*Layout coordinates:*
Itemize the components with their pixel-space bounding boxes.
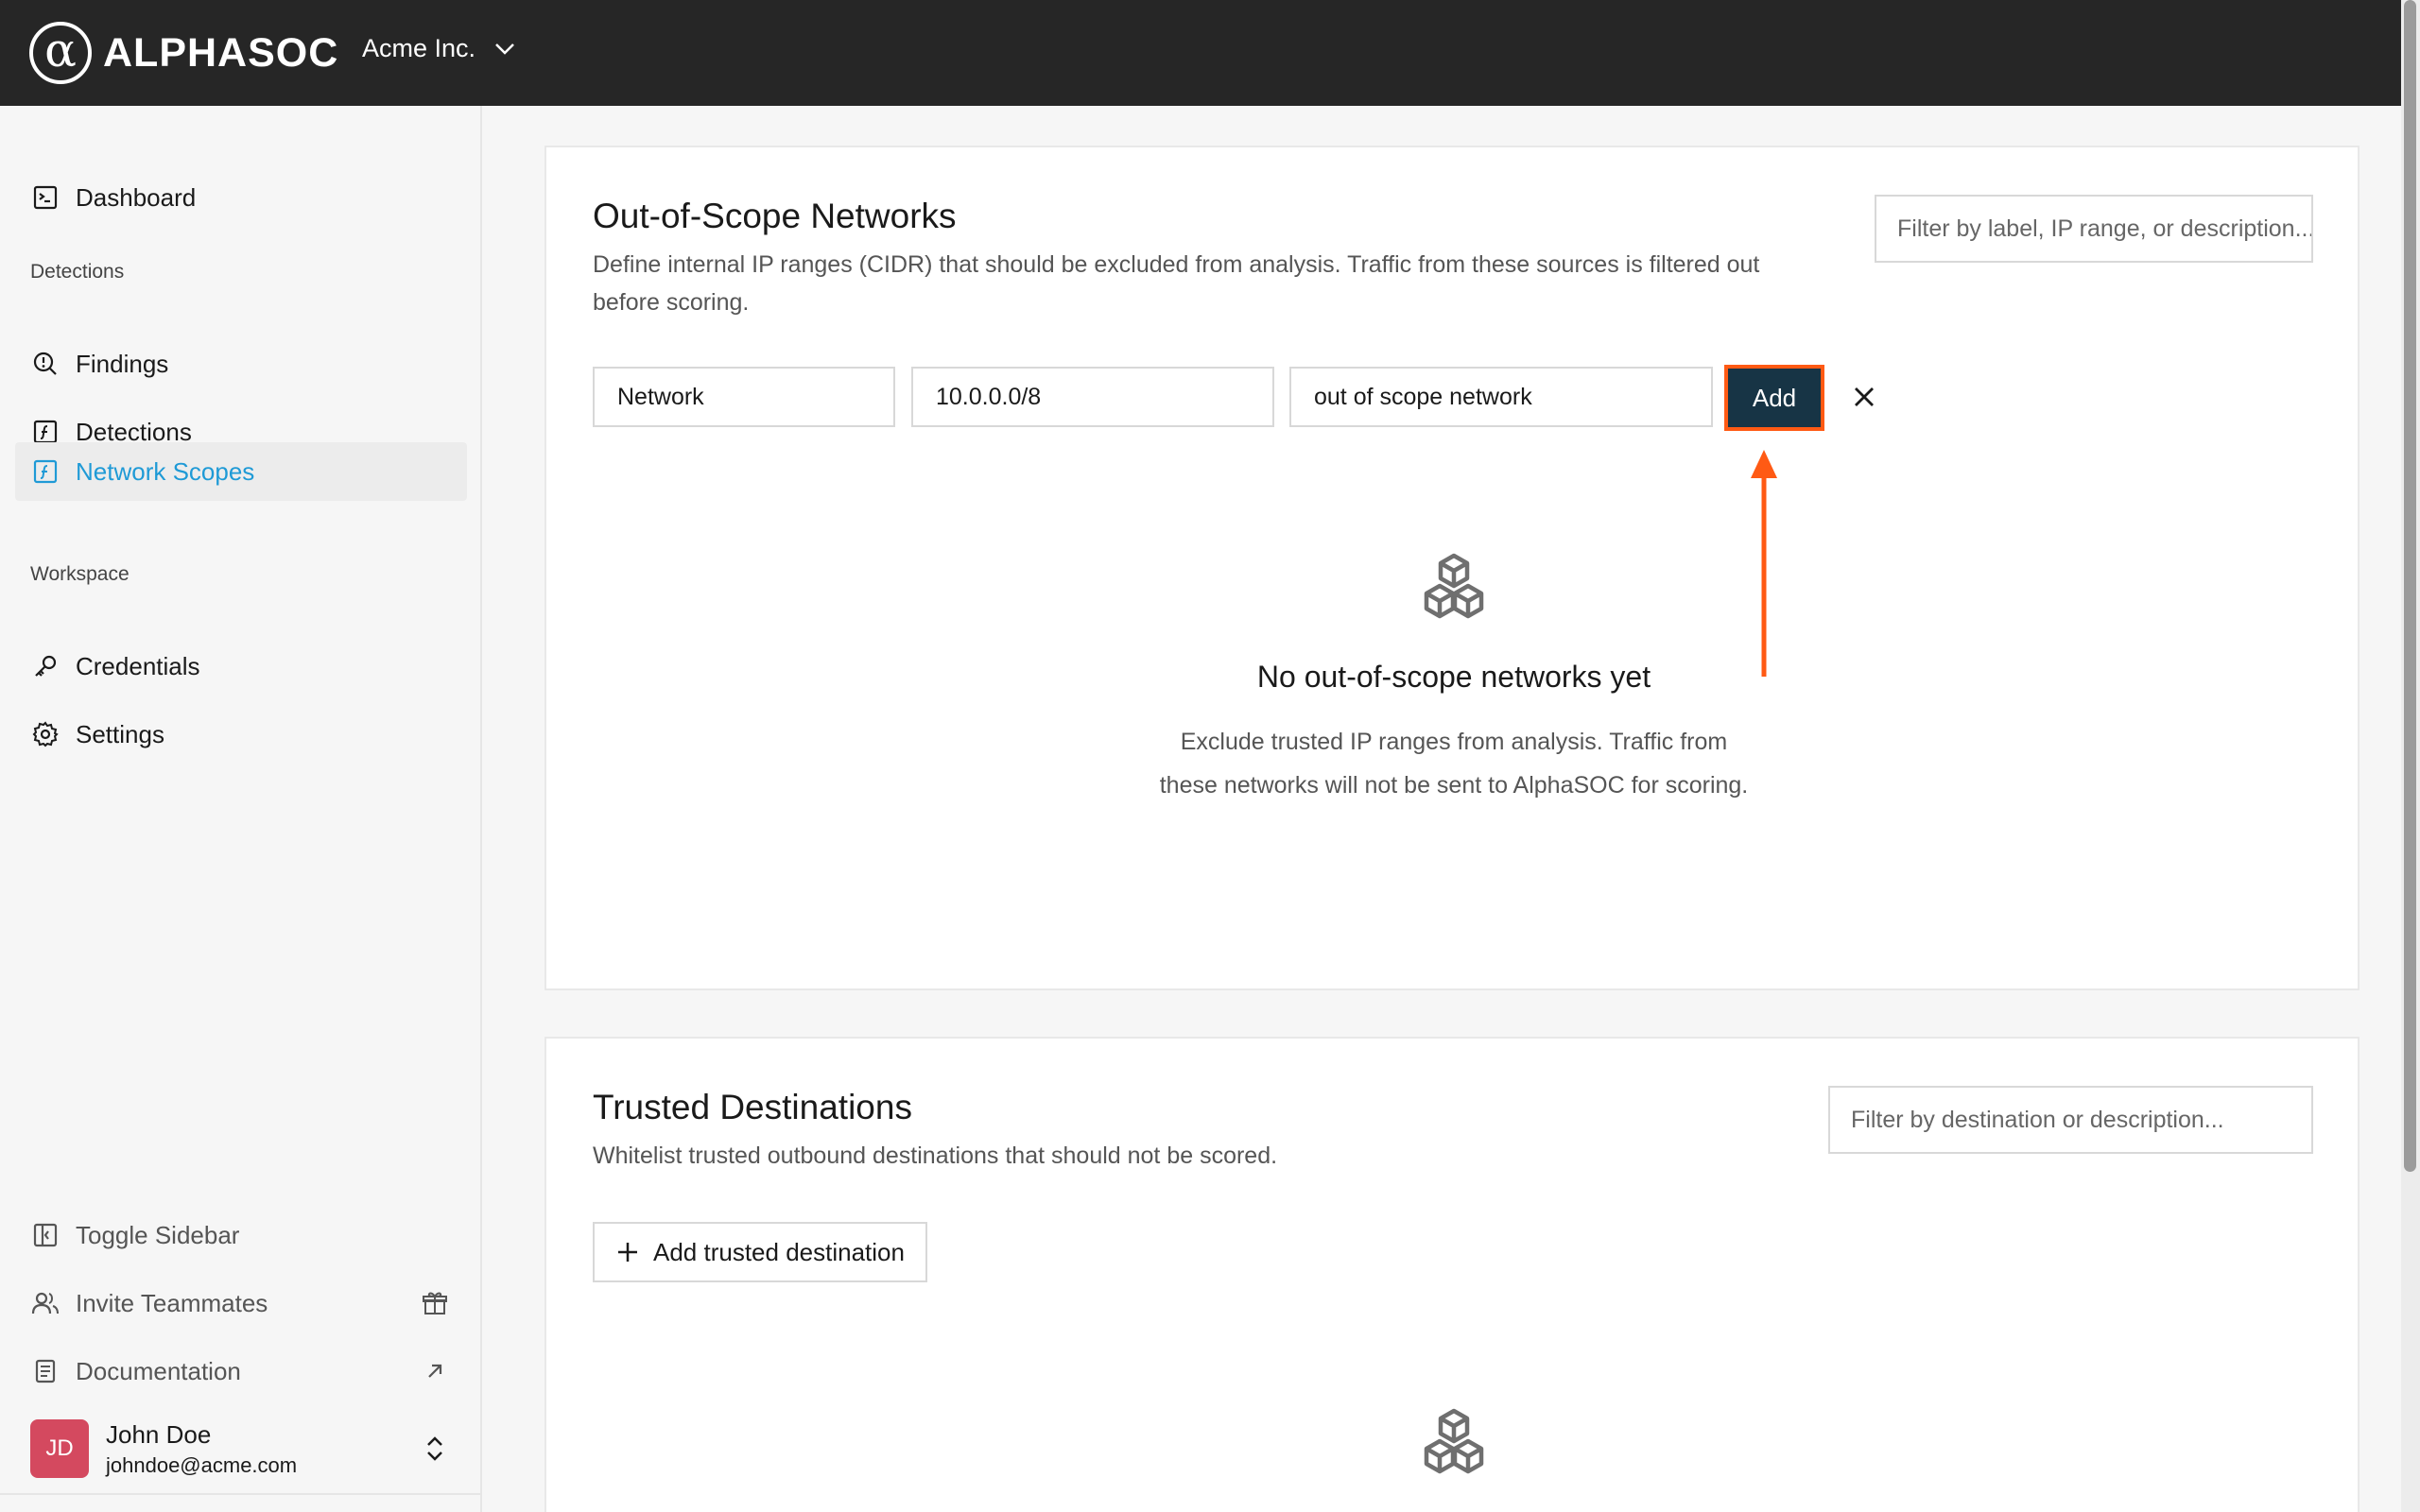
findings-icon [30,349,60,379]
cubes-icon [1424,553,1484,619]
description-line: Define internal IP ranges (CIDR) that sh… [593,251,1760,278]
toggle-sidebar-icon [30,1220,60,1250]
filter-destinations-input[interactable]: Filter by destination or description... [1828,1086,2313,1154]
annotation-arrow-icon [1751,450,1777,677]
sidebar-item-findings[interactable]: Findings [15,335,467,393]
settings-icon [30,719,60,749]
trusted-destinations-card: Trusted Destinations Whitelist trusted o… [544,1037,2360,1512]
gift-icon [420,1288,450,1318]
out-of-scope-networks-card: Out-of-Scope Networks Define internal IP… [544,146,2360,990]
user-email: johndoe@acme.com [106,1452,298,1477]
label-input[interactable]: Network [593,367,895,427]
sidebar-item-dashboard[interactable]: Dashboard [15,168,467,227]
sidebar-item-label: Settings [76,719,164,748]
org-name: Acme Inc. [362,34,476,62]
add-button-label: Add [1728,369,1821,427]
section-label-workspace: Workspace [30,563,130,585]
sidebar-item-label: Credentials [76,651,200,680]
sidebar-item-settings[interactable]: Settings [15,705,467,764]
add-network-button[interactable]: Add [1724,365,1824,431]
top-bar: α ALPHASOC Acme Inc. [0,0,2420,106]
empty-state-title: No out-of-scope networks yet [1256,660,1651,694]
logo-mark: α [29,22,92,84]
close-icon[interactable] [1845,378,1883,416]
chevron-down-icon [495,43,514,55]
sidebar-item-label: Documentation [76,1356,241,1385]
invite-icon [30,1288,60,1318]
scrollbar-thumb[interactable] [2404,0,2416,1172]
section-label-detections: Detections [30,261,125,283]
sidebar-item-label: Network Scopes [76,456,255,486]
logo-text: ALPHASOC [103,29,339,76]
card-description: Whitelist trusted outbound destinations … [593,1143,1278,1169]
filter-networks-input[interactable]: Filter by label, IP range, or descriptio… [1875,195,2313,263]
card-description: Define internal IP ranges (CIDR) that sh… [593,246,1759,321]
description-input[interactable]: out of scope network [1289,367,1713,427]
cidr-input[interactable]: 10.0.0.0/8 [911,367,1274,427]
sidebar-item-label: Invite Teammates [76,1288,268,1317]
button-label: Add trusted destination [653,1237,905,1266]
org-switcher[interactable]: Acme Inc. [362,34,515,63]
network-scopes-icon [30,456,60,487]
chevron-updown-icon[interactable] [422,1433,448,1465]
sidebar-item-label: Toggle Sidebar [76,1220,240,1249]
credentials-icon [30,651,60,681]
add-trusted-destination-button[interactable]: Add trusted destination [593,1222,927,1282]
description-line: these networks will not be sent to Alpha… [1159,772,1749,799]
documentation-link[interactable]: Documentation [15,1342,467,1400]
card-title: Trusted Destinations [593,1088,912,1126]
description-line: before scoring. [593,289,750,316]
avatar: JD [30,1419,89,1478]
alphasoc-logo[interactable]: α ALPHASOC [29,22,338,84]
sidebar-item-label: Findings [76,349,169,378]
sidebar-item-network-scopes[interactable]: Network Scopes [15,442,467,501]
user-menu[interactable]: JD John Doe johndoe@acme.com [30,1419,297,1478]
documentation-icon [30,1356,60,1386]
sidebar-item-credentials[interactable]: Credentials [15,637,467,696]
external-link-icon [420,1356,450,1386]
sidebar: Dashboard Detections Findings Detections… [0,106,482,1512]
empty-state-description: Exclude trusted IP ranges from analysis.… [546,720,2361,807]
invite-teammates-button[interactable]: Invite Teammates [15,1274,467,1332]
card-title: Out-of-Scope Networks [593,197,957,235]
plus-icon [618,1243,637,1262]
cubes-icon [1424,1408,1484,1474]
user-name: John Doe [106,1419,212,1449]
sidebar-divider [0,1493,482,1495]
dashboard-icon [30,182,60,213]
toggle-sidebar-button[interactable]: Toggle Sidebar [15,1206,467,1264]
sidebar-item-label: Dashboard [76,182,197,212]
description-line: Exclude trusted IP ranges from analysis.… [1180,729,1728,755]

*What is expected:* Extract every line of the records above verbatim, leaving out the pictures.

*Correct result:*
Itemize the components with their pixel-space bounding boxes.
findings-icon [30,349,60,379]
cubes-icon [1424,553,1484,619]
description-line: Define internal IP ranges (CIDR) that sh… [593,251,1760,278]
toggle-sidebar-icon [30,1220,60,1250]
filter-destinations-input[interactable]: Filter by destination or description... [1828,1086,2313,1154]
annotation-arrow-icon [1751,450,1777,677]
sidebar-item-findings[interactable]: Findings [15,335,467,393]
settings-icon [30,719,60,749]
trusted-destinations-card: Trusted Destinations Whitelist trusted o… [544,1037,2360,1512]
gift-icon [420,1288,450,1318]
out-of-scope-networks-card: Out-of-Scope Networks Define internal IP… [544,146,2360,990]
user-email: johndoe@acme.com [106,1452,298,1477]
label-input[interactable]: Network [593,367,895,427]
sidebar-item-dashboard[interactable]: Dashboard [15,168,467,227]
sidebar-item-label: Settings [76,719,164,748]
org-name: Acme Inc. [362,34,476,62]
add-button-label: Add [1728,369,1821,427]
section-label-workspace: Workspace [30,563,130,585]
sidebar-item-label: Credentials [76,651,200,680]
sidebar-item-settings[interactable]: Settings [15,705,467,764]
add-network-button[interactable]: Add [1724,365,1824,431]
top-bar: α ALPHASOC Acme Inc. [0,0,2420,106]
empty-state-title: No out-of-scope networks yet [1256,660,1651,694]
logo-mark: α [29,22,92,84]
close-icon[interactable] [1845,378,1883,416]
chevron-down-icon [495,43,514,55]
sidebar-item-label: Documentation [76,1356,241,1385]
invite-icon [30,1288,60,1318]
scrollbar-thumb[interactable] [2404,0,2416,1172]
section-label-detections: Detections [30,261,125,283]
sidebar-item-label: Network Scopes [76,456,255,486]
logo-text: ALPHASOC [103,29,339,76]
card-description: Whitelist trusted outbound destinations … [593,1143,1278,1169]
filter-networks-input[interactable]: Filter by label, IP range, or descriptio… [1875,195,2313,263]
card-description: Define internal IP ranges (CIDR) that sh… [593,246,1759,321]
description-input[interactable]: out of scope network [1289,367,1713,427]
cidr-input[interactable]: 10.0.0.0/8 [911,367,1274,427]
sidebar-item-label: Invite Teammates [76,1288,268,1317]
button-label: Add trusted destination [653,1237,905,1266]
org-switcher[interactable]: Acme Inc. [362,34,515,63]
network-scopes-icon [30,456,60,487]
chevron-updown-icon[interactable] [422,1433,448,1465]
sidebar-item-label: Toggle Sidebar [76,1220,240,1249]
credentials-icon [30,651,60,681]
add-trusted-destination-button[interactable]: Add trusted destination [593,1222,927,1282]
description-line: these networks will not be sent to Alpha… [1159,772,1749,799]
documentation-link[interactable]: Documentation [15,1342,467,1400]
card-title: Trusted Destinations [593,1088,912,1126]
description-line: before scoring. [593,289,750,316]
avatar: JD [30,1419,89,1478]
alphasoc-logo[interactable]: α ALPHASOC [29,22,338,84]
sidebar-item-label: Findings [76,349,169,378]
sidebar-item-network-scopes[interactable]: Network Scopes [15,442,467,501]
user-menu[interactable]: JD John Doe johndoe@acme.com [30,1419,297,1478]
documentation-icon [30,1356,60,1386]
sidebar-item-credentials[interactable]: Credentials [15,637,467,696]
external-link-icon [420,1356,450,1386]
sidebar: Dashboard Detections Findings Detections… [0,106,482,1512]
empty-state-description: Exclude trusted IP ranges from analysis.… [546,720,2361,807]
invite-teammates-button[interactable]: Invite Teammates [15,1274,467,1332]
card-title: Out-of-Scope Networks [593,197,957,235]
plus-icon [618,1243,637,1262]
cubes-icon [1424,1408,1484,1474]
user-name: John Doe [106,1419,212,1449]
sidebar-divider [0,1493,482,1495]
dashboard-icon [30,182,60,213]
toggle-sidebar-button[interactable]: Toggle Sidebar [15,1206,467,1264]
sidebar-item-label: Dashboard [76,182,197,212]
description-line: Exclude trusted IP ranges from analysis.… [1180,729,1728,755]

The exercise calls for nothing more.